Exercise:
Find each line in the following listing that has the string "ECMWF", then state the count and nothing else.

Records supplied:
* * * *

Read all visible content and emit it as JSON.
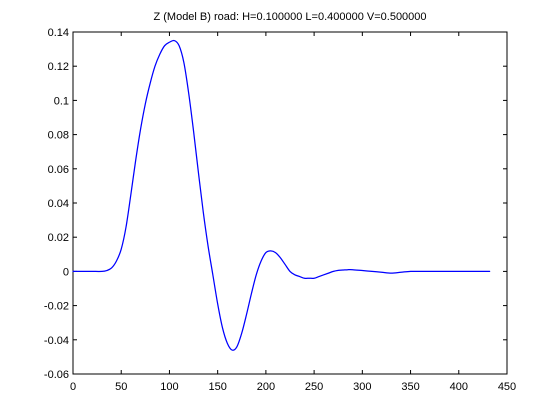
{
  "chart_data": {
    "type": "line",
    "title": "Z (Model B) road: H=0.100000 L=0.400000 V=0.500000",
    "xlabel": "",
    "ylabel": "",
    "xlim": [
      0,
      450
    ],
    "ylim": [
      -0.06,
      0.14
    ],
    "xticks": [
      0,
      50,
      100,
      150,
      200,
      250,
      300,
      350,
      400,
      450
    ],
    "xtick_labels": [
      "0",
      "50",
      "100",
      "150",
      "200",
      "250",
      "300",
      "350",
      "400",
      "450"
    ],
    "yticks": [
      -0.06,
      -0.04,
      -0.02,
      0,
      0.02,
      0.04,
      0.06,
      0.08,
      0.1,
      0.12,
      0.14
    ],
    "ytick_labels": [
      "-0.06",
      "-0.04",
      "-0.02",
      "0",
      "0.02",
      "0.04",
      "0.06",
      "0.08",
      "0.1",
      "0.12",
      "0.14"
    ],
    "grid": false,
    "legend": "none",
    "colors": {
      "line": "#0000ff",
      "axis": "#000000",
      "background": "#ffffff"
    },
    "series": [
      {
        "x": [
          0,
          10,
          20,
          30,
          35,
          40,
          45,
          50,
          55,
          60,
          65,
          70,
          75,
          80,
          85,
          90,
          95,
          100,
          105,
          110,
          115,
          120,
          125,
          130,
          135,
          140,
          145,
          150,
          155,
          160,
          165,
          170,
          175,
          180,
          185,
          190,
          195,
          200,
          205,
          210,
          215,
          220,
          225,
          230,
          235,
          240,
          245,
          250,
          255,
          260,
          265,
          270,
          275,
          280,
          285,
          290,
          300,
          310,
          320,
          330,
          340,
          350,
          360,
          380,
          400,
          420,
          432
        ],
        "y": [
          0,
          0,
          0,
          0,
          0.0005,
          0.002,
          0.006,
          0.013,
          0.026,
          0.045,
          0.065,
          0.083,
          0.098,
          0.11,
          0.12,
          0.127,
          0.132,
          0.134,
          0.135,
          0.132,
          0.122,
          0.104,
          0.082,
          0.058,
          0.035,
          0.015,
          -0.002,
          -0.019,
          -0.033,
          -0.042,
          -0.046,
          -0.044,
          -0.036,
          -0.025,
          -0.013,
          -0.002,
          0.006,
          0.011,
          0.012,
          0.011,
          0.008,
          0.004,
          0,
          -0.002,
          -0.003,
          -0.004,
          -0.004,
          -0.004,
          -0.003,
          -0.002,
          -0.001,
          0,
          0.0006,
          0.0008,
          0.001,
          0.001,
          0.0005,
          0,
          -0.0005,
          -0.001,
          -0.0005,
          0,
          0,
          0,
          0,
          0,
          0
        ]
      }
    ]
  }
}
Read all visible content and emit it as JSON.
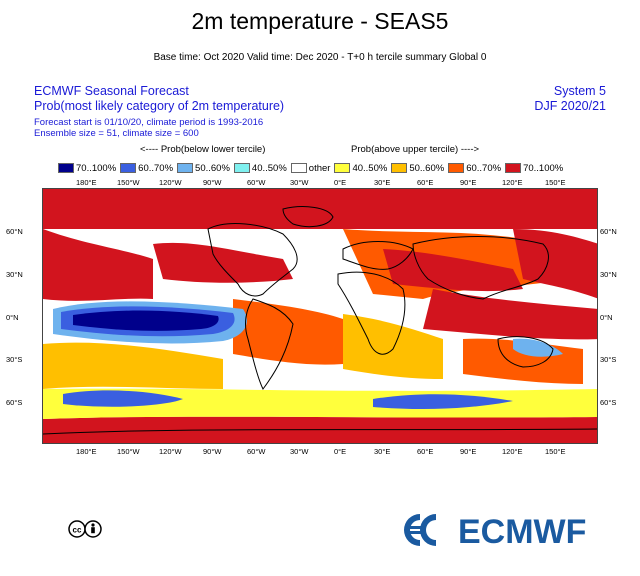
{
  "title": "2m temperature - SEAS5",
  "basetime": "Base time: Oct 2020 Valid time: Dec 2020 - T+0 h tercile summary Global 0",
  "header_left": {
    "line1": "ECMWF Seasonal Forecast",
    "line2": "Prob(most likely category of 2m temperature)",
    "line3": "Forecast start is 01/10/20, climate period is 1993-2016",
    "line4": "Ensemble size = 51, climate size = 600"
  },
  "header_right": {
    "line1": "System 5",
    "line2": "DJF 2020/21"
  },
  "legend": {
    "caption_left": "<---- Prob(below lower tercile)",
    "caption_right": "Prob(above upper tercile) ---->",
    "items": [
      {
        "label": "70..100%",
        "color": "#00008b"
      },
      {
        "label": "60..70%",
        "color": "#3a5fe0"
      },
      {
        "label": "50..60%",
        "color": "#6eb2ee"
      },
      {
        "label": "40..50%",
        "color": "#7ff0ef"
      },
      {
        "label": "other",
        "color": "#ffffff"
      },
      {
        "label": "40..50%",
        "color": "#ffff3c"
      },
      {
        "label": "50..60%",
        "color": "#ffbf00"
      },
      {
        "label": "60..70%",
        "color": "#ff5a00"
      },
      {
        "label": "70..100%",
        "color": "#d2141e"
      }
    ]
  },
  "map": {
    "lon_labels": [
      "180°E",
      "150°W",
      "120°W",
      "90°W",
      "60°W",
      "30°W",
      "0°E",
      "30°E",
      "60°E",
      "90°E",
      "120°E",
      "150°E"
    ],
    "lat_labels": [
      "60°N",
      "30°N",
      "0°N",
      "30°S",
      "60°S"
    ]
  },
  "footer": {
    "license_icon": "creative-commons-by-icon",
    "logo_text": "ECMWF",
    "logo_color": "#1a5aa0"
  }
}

* * * *

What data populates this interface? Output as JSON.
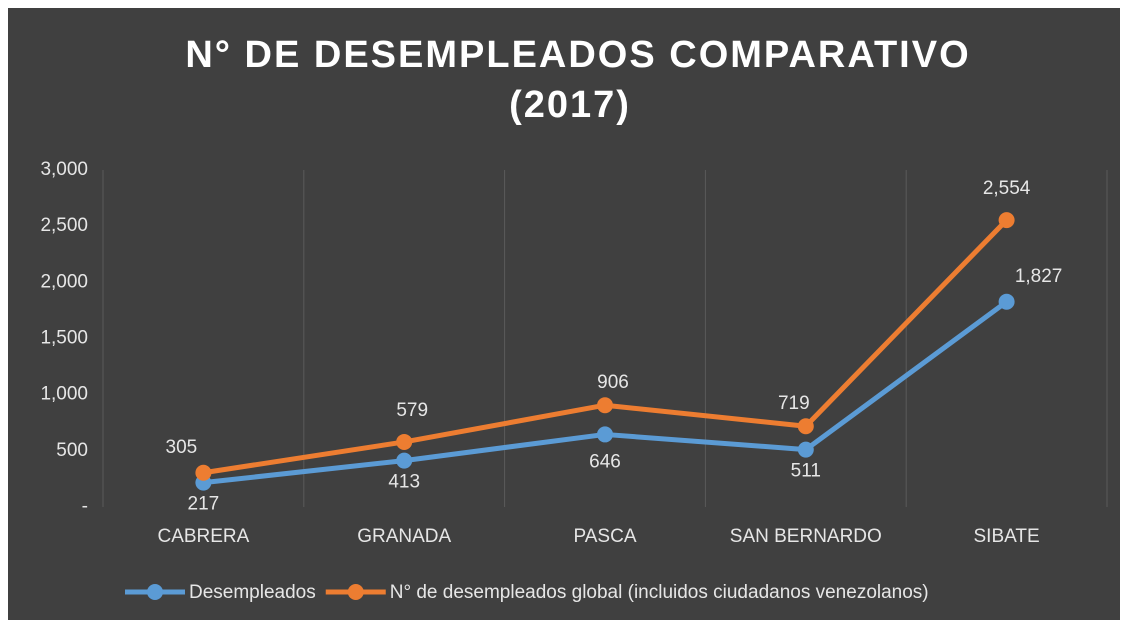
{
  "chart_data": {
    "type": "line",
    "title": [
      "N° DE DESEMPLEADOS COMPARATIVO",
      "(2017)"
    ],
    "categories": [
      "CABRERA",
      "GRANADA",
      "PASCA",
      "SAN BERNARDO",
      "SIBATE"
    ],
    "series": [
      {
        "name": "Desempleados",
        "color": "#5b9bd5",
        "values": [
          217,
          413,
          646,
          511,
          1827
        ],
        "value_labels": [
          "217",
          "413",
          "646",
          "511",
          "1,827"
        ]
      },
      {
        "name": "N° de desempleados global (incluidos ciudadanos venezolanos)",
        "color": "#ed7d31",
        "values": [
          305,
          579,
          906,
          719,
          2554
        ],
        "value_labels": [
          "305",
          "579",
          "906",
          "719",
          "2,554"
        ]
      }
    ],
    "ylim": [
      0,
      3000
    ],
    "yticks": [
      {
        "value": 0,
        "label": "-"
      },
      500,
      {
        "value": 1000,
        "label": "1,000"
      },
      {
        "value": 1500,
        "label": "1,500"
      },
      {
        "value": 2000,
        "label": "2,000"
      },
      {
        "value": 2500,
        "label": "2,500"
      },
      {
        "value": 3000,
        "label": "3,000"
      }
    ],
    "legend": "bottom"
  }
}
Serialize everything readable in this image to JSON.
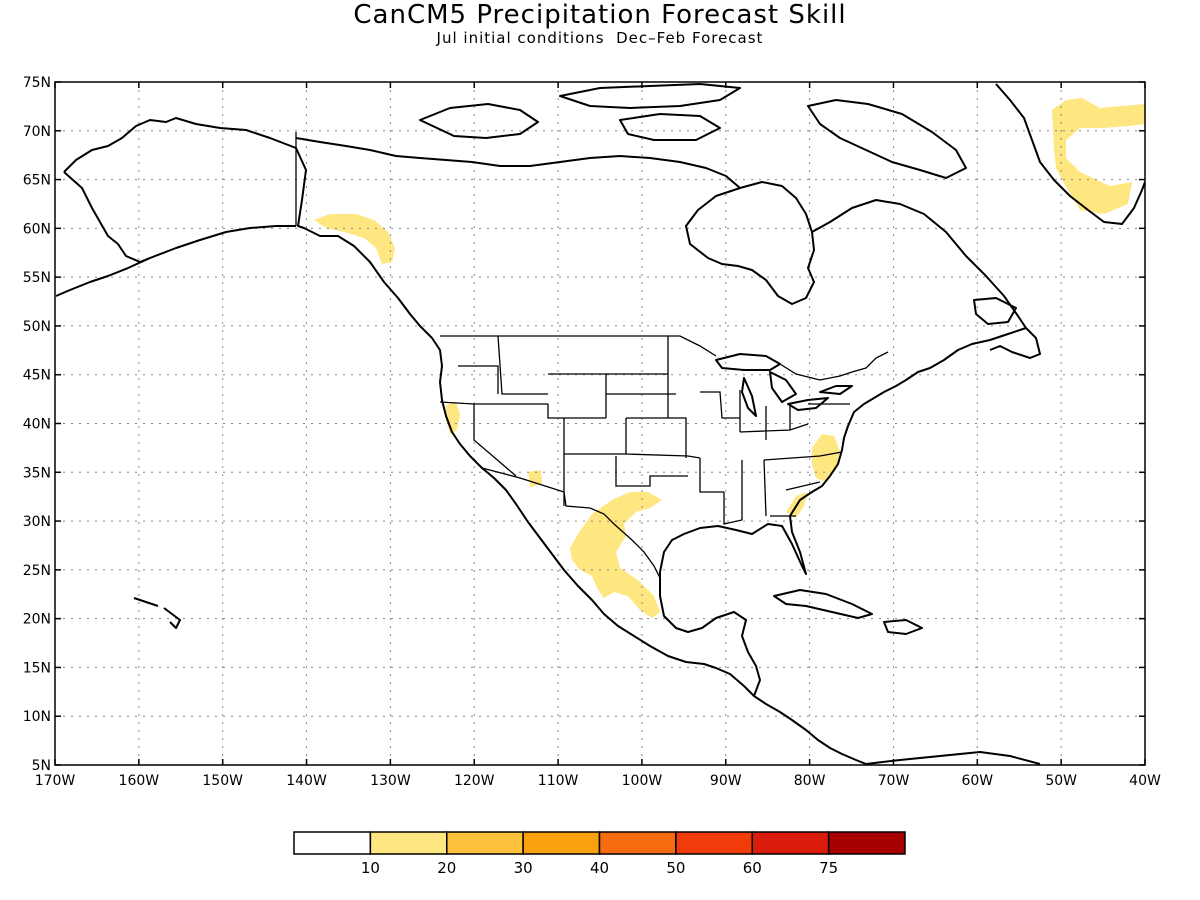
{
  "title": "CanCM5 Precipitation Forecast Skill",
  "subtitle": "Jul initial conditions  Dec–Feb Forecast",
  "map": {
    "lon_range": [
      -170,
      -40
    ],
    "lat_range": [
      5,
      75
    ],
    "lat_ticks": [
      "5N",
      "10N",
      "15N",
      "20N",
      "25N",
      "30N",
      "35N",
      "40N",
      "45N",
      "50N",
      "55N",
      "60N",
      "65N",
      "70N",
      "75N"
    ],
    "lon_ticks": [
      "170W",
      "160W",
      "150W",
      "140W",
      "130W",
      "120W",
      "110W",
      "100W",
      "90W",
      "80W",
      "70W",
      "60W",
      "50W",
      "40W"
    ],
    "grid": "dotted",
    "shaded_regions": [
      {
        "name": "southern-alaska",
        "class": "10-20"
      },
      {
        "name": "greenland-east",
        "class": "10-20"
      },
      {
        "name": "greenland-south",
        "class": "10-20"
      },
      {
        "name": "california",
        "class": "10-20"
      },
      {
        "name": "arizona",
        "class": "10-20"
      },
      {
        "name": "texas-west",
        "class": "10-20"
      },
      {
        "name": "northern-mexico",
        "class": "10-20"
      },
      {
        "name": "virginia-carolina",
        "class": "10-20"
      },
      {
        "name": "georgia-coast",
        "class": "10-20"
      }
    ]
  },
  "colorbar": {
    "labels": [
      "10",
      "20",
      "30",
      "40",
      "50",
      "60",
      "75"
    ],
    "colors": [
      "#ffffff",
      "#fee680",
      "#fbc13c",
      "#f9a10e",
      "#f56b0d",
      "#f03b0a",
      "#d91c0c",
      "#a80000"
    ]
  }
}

* * * *

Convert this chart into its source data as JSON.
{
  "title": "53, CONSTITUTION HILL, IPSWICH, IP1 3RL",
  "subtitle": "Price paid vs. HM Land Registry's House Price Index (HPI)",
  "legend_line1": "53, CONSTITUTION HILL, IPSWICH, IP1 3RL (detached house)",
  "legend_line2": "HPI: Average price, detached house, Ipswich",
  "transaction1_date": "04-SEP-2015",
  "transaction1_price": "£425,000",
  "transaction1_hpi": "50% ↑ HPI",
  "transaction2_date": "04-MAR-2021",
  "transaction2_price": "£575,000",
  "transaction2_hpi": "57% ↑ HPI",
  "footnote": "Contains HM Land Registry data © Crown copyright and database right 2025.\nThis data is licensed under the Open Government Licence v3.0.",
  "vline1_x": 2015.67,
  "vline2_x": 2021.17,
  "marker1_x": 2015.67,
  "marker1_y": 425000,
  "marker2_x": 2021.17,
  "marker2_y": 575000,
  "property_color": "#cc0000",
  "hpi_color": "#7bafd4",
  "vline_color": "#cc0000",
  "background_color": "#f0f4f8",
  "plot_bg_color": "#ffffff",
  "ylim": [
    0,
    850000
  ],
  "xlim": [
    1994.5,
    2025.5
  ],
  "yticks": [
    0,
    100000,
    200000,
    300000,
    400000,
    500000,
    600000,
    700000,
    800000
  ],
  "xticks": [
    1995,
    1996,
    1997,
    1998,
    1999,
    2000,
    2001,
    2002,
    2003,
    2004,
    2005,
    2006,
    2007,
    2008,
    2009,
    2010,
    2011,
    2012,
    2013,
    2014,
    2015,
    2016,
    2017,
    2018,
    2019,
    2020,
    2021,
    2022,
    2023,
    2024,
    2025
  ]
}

* * * *

Task solution:
2